— begin Input rows —

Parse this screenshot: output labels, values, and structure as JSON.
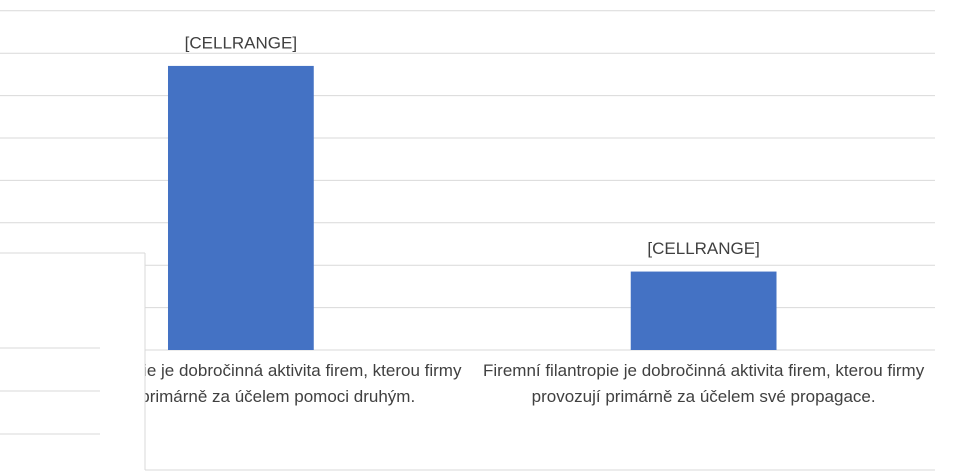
{
  "chart_data": {
    "type": "bar",
    "categories": [
      "Firemní filantropie je dobročinná aktivita firem, kterou firmy provozují primárně za účelem pomoci druhým.",
      "Firemní filantropie je dobročinná aktivita firem, kterou firmy provozují primárně za účelem své propagace."
    ],
    "values": [
      6.7,
      1.85
    ],
    "value_labels": [
      "[CELLRANGE]",
      "[CELLRANGE]"
    ],
    "color": "#4472c4",
    "ylim": [
      0,
      8
    ],
    "yticks": [
      0,
      1,
      2,
      3,
      4,
      5,
      6,
      7,
      8
    ],
    "grid": true
  }
}
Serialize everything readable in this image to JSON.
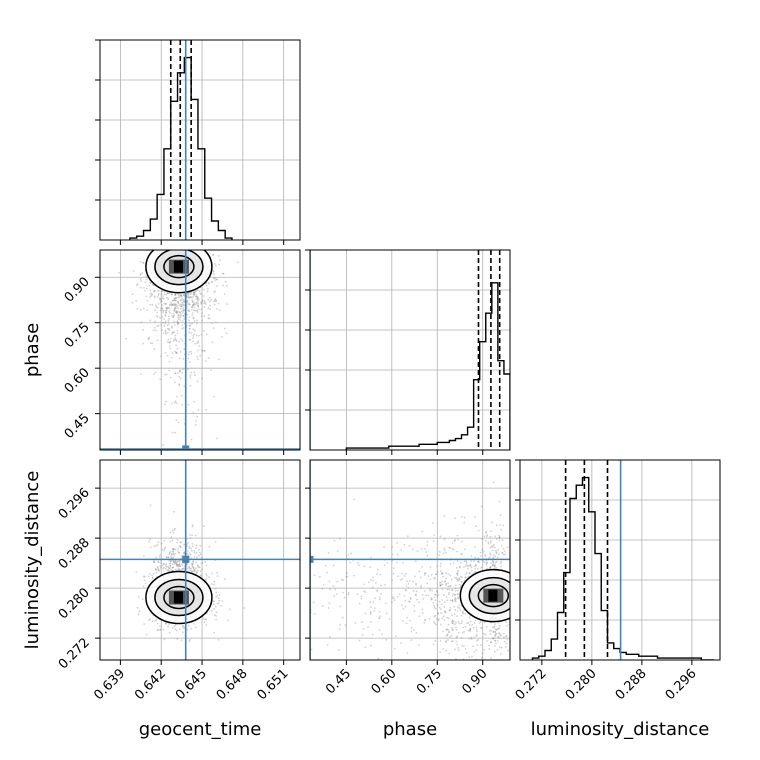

— end Input rows —

Problem:
Copy out every line of the material above exactly, skipping the pictures.

Final result:
Parse this screenshot: output labels, values, and structure as JSON.
{
  "chart_data": {
    "type": "bar",
    "categories": [
      "Firemní filantropie je dobročinná aktivita firem, kterou firmy provozují primárně za účelem pomoci druhým.",
      "Firemní filantropie je dobročinná aktivita firem, kterou firmy provozují primárně za účelem své propagace."
    ],
    "values": [
      6.7,
      1.85
    ],
    "value_labels": [
      "[CELLRANGE]",
      "[CELLRANGE]"
    ],
    "color": "#4472c4",
    "ylim": [
      0,
      8
    ],
    "yticks": [
      0,
      1,
      2,
      3,
      4,
      5,
      6,
      7,
      8
    ],
    "grid": true
  }
}
Serialize everything readable in this image to JSON.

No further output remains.